/---

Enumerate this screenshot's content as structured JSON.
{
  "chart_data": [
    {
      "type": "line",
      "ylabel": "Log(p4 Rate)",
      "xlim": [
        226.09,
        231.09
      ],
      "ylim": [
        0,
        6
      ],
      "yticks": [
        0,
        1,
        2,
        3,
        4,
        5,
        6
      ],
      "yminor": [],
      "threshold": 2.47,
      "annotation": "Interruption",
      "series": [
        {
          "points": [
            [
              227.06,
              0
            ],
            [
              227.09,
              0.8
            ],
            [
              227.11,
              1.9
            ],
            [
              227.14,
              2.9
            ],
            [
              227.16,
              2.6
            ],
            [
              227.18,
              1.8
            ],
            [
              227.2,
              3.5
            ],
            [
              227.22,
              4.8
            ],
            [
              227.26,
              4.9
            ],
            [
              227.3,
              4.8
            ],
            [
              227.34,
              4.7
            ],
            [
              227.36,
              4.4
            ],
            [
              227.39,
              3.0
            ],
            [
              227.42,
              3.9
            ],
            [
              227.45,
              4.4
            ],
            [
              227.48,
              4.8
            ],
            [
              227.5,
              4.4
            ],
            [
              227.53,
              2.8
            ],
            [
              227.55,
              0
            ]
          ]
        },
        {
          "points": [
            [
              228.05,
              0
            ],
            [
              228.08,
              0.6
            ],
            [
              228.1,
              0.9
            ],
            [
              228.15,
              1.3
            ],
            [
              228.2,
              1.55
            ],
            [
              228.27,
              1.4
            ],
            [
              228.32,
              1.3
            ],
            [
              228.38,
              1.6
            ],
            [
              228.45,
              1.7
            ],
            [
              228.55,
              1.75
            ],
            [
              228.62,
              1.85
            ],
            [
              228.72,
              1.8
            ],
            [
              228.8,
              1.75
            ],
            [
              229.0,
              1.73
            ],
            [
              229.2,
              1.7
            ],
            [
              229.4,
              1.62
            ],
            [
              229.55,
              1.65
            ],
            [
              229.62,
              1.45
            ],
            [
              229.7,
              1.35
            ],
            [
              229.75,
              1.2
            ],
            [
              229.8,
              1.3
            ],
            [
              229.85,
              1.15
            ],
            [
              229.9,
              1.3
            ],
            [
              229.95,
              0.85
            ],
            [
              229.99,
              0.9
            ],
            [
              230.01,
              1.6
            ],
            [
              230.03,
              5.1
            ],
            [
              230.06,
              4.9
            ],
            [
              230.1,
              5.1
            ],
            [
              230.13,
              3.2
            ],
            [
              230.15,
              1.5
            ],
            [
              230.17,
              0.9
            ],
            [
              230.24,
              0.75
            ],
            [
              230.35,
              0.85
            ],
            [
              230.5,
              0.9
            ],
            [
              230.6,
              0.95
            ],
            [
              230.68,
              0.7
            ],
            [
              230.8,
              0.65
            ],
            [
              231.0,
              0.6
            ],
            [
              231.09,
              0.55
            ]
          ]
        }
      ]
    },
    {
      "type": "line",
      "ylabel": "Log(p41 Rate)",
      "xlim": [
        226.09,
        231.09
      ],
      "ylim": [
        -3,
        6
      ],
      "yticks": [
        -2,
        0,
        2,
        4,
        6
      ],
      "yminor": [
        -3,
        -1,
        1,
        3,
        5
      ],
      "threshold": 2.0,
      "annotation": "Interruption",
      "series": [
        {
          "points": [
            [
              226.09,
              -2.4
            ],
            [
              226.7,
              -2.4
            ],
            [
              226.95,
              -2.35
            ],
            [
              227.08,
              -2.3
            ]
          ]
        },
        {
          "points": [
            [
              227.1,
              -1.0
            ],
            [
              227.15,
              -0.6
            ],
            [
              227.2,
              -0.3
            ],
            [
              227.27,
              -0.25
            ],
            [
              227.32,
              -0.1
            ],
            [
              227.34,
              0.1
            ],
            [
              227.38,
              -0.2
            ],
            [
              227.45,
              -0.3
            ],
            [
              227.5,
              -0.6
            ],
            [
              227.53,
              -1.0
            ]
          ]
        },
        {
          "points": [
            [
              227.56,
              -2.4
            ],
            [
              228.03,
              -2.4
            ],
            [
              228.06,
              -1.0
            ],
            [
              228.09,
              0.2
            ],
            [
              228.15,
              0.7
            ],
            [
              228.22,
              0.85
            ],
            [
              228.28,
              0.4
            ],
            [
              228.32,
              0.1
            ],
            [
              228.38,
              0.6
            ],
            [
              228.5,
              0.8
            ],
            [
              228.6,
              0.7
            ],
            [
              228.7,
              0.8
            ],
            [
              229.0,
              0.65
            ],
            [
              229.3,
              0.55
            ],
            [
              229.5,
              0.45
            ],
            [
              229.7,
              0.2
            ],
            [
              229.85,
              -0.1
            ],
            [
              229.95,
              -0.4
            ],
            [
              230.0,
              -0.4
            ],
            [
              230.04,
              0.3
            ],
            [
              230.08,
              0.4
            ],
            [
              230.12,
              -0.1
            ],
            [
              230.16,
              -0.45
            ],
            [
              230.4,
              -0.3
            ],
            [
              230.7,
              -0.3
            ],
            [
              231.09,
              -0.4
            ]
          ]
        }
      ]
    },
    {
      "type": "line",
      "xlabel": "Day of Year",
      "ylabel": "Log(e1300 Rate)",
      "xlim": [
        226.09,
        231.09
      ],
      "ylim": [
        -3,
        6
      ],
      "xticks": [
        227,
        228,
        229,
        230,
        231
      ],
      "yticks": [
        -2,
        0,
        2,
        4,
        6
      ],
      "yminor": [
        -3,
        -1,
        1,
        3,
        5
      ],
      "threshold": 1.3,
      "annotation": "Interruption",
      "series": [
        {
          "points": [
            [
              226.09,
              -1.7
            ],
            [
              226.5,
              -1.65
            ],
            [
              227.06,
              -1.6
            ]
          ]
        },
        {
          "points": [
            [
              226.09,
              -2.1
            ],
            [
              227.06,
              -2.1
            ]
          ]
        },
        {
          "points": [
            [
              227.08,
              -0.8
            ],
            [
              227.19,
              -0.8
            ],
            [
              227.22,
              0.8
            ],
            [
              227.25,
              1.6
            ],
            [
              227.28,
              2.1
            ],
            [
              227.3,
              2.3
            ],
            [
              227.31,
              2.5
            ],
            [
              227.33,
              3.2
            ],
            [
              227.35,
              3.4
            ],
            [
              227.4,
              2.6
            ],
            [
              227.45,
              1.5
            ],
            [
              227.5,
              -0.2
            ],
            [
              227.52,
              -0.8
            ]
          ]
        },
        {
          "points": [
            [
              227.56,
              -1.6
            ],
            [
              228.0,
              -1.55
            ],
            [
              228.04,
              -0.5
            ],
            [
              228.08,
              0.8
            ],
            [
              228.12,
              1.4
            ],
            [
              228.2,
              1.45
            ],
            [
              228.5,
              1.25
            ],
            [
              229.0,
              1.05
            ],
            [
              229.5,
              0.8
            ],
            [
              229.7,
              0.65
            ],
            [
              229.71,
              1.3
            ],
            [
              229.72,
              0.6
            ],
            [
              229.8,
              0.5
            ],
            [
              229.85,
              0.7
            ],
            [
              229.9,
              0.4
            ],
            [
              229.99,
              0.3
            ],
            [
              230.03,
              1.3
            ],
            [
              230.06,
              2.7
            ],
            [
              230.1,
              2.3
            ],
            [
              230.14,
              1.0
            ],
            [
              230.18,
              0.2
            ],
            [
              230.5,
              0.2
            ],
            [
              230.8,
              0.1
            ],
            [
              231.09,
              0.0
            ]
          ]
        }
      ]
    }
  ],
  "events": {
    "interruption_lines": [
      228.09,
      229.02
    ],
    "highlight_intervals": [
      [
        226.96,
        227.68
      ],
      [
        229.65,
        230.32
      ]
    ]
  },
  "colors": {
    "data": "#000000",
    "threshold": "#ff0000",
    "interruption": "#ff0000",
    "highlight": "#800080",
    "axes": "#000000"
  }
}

\---

> **PROBLEM DETAILS**:
Reproduce the records above exactly.

> **SOLUTION TO THIS PROBLEM**:
Enumerate this screenshot's content as structured JSON.
{
  "chart_data": [
    {
      "type": "line",
      "ylabel": "Log(p4 Rate)",
      "xlim": [
        226.09,
        231.09
      ],
      "ylim": [
        0,
        6
      ],
      "yticks": [
        0,
        1,
        2,
        3,
        4,
        5,
        6
      ],
      "yminor": [],
      "threshold": 2.47,
      "annotation": "Interruption",
      "series": [
        {
          "points": [
            [
              227.06,
              0
            ],
            [
              227.09,
              0.8
            ],
            [
              227.11,
              1.9
            ],
            [
              227.14,
              2.9
            ],
            [
              227.16,
              2.6
            ],
            [
              227.18,
              1.8
            ],
            [
              227.2,
              3.5
            ],
            [
              227.22,
              4.8
            ],
            [
              227.26,
              4.9
            ],
            [
              227.3,
              4.8
            ],
            [
              227.34,
              4.7
            ],
            [
              227.36,
              4.4
            ],
            [
              227.39,
              3.0
            ],
            [
              227.42,
              3.9
            ],
            [
              227.45,
              4.4
            ],
            [
              227.48,
              4.8
            ],
            [
              227.5,
              4.4
            ],
            [
              227.53,
              2.8
            ],
            [
              227.55,
              0
            ]
          ]
        },
        {
          "points": [
            [
              228.05,
              0
            ],
            [
              228.08,
              0.6
            ],
            [
              228.1,
              0.9
            ],
            [
              228.15,
              1.3
            ],
            [
              228.2,
              1.55
            ],
            [
              228.27,
              1.4
            ],
            [
              228.32,
              1.3
            ],
            [
              228.38,
              1.6
            ],
            [
              228.45,
              1.7
            ],
            [
              228.55,
              1.75
            ],
            [
              228.62,
              1.85
            ],
            [
              228.72,
              1.8
            ],
            [
              228.8,
              1.75
            ],
            [
              229.0,
              1.73
            ],
            [
              229.2,
              1.7
            ],
            [
              229.4,
              1.62
            ],
            [
              229.55,
              1.65
            ],
            [
              229.62,
              1.45
            ],
            [
              229.7,
              1.35
            ],
            [
              229.75,
              1.2
            ],
            [
              229.8,
              1.3
            ],
            [
              229.85,
              1.15
            ],
            [
              229.9,
              1.3
            ],
            [
              229.95,
              0.85
            ],
            [
              229.99,
              0.9
            ],
            [
              230.01,
              1.6
            ],
            [
              230.03,
              5.1
            ],
            [
              230.06,
              4.9
            ],
            [
              230.1,
              5.1
            ],
            [
              230.13,
              3.2
            ],
            [
              230.15,
              1.5
            ],
            [
              230.17,
              0.9
            ],
            [
              230.24,
              0.75
            ],
            [
              230.35,
              0.85
            ],
            [
              230.5,
              0.9
            ],
            [
              230.6,
              0.95
            ],
            [
              230.68,
              0.7
            ],
            [
              230.8,
              0.65
            ],
            [
              231.0,
              0.6
            ],
            [
              231.09,
              0.55
            ]
          ]
        }
      ]
    },
    {
      "type": "line",
      "ylabel": "Log(p41 Rate)",
      "xlim": [
        226.09,
        231.09
      ],
      "ylim": [
        -3,
        6
      ],
      "yticks": [
        -2,
        0,
        2,
        4,
        6
      ],
      "yminor": [
        -3,
        -1,
        1,
        3,
        5
      ],
      "threshold": 2.0,
      "annotation": "Interruption",
      "series": [
        {
          "points": [
            [
              226.09,
              -2.4
            ],
            [
              226.7,
              -2.4
            ],
            [
              226.95,
              -2.35
            ],
            [
              227.08,
              -2.3
            ]
          ]
        },
        {
          "points": [
            [
              227.1,
              -1.0
            ],
            [
              227.15,
              -0.6
            ],
            [
              227.2,
              -0.3
            ],
            [
              227.27,
              -0.25
            ],
            [
              227.32,
              -0.1
            ],
            [
              227.34,
              0.1
            ],
            [
              227.38,
              -0.2
            ],
            [
              227.45,
              -0.3
            ],
            [
              227.5,
              -0.6
            ],
            [
              227.53,
              -1.0
            ]
          ]
        },
        {
          "points": [
            [
              227.56,
              -2.4
            ],
            [
              228.03,
              -2.4
            ],
            [
              228.06,
              -1.0
            ],
            [
              228.09,
              0.2
            ],
            [
              228.15,
              0.7
            ],
            [
              228.22,
              0.85
            ],
            [
              228.28,
              0.4
            ],
            [
              228.32,
              0.1
            ],
            [
              228.38,
              0.6
            ],
            [
              228.5,
              0.8
            ],
            [
              228.6,
              0.7
            ],
            [
              228.7,
              0.8
            ],
            [
              229.0,
              0.65
            ],
            [
              229.3,
              0.55
            ],
            [
              229.5,
              0.45
            ],
            [
              229.7,
              0.2
            ],
            [
              229.85,
              -0.1
            ],
            [
              229.95,
              -0.4
            ],
            [
              230.0,
              -0.4
            ],
            [
              230.04,
              0.3
            ],
            [
              230.08,
              0.4
            ],
            [
              230.12,
              -0.1
            ],
            [
              230.16,
              -0.45
            ],
            [
              230.4,
              -0.3
            ],
            [
              230.7,
              -0.3
            ],
            [
              231.09,
              -0.4
            ]
          ]
        }
      ]
    },
    {
      "type": "line",
      "xlabel": "Day of Year",
      "ylabel": "Log(e1300 Rate)",
      "xlim": [
        226.09,
        231.09
      ],
      "ylim": [
        -3,
        6
      ],
      "xticks": [
        227,
        228,
        229,
        230,
        231
      ],
      "yticks": [
        -2,
        0,
        2,
        4,
        6
      ],
      "yminor": [
        -3,
        -1,
        1,
        3,
        5
      ],
      "threshold": 1.3,
      "annotation": "Interruption",
      "series": [
        {
          "points": [
            [
              226.09,
              -1.7
            ],
            [
              226.5,
              -1.65
            ],
            [
              227.06,
              -1.6
            ]
          ]
        },
        {
          "points": [
            [
              226.09,
              -2.1
            ],
            [
              227.06,
              -2.1
            ]
          ]
        },
        {
          "points": [
            [
              227.08,
              -0.8
            ],
            [
              227.19,
              -0.8
            ],
            [
              227.22,
              0.8
            ],
            [
              227.25,
              1.6
            ],
            [
              227.28,
              2.1
            ],
            [
              227.3,
              2.3
            ],
            [
              227.31,
              2.5
            ],
            [
              227.33,
              3.2
            ],
            [
              227.35,
              3.4
            ],
            [
              227.4,
              2.6
            ],
            [
              227.45,
              1.5
            ],
            [
              227.5,
              -0.2
            ],
            [
              227.52,
              -0.8
            ]
          ]
        },
        {
          "points": [
            [
              227.56,
              -1.6
            ],
            [
              228.0,
              -1.55
            ],
            [
              228.04,
              -0.5
            ],
            [
              228.08,
              0.8
            ],
            [
              228.12,
              1.4
            ],
            [
              228.2,
              1.45
            ],
            [
              228.5,
              1.25
            ],
            [
              229.0,
              1.05
            ],
            [
              229.5,
              0.8
            ],
            [
              229.7,
              0.65
            ],
            [
              229.71,
              1.3
            ],
            [
              229.72,
              0.6
            ],
            [
              229.8,
              0.5
            ],
            [
              229.85,
              0.7
            ],
            [
              229.9,
              0.4
            ],
            [
              229.99,
              0.3
            ],
            [
              230.03,
              1.3
            ],
            [
              230.06,
              2.7
            ],
            [
              230.1,
              2.3
            ],
            [
              230.14,
              1.0
            ],
            [
              230.18,
              0.2
            ],
            [
              230.5,
              0.2
            ],
            [
              230.8,
              0.1
            ],
            [
              231.09,
              0.0
            ]
          ]
        }
      ]
    }
  ],
  "events": {
    "interruption_lines": [
      228.09,
      229.02
    ],
    "highlight_intervals": [
      [
        226.96,
        227.68
      ],
      [
        229.65,
        230.32
      ]
    ]
  },
  "colors": {
    "data": "#000000",
    "threshold": "#ff0000",
    "interruption": "#ff0000",
    "highlight": "#800080",
    "axes": "#000000"
  }
}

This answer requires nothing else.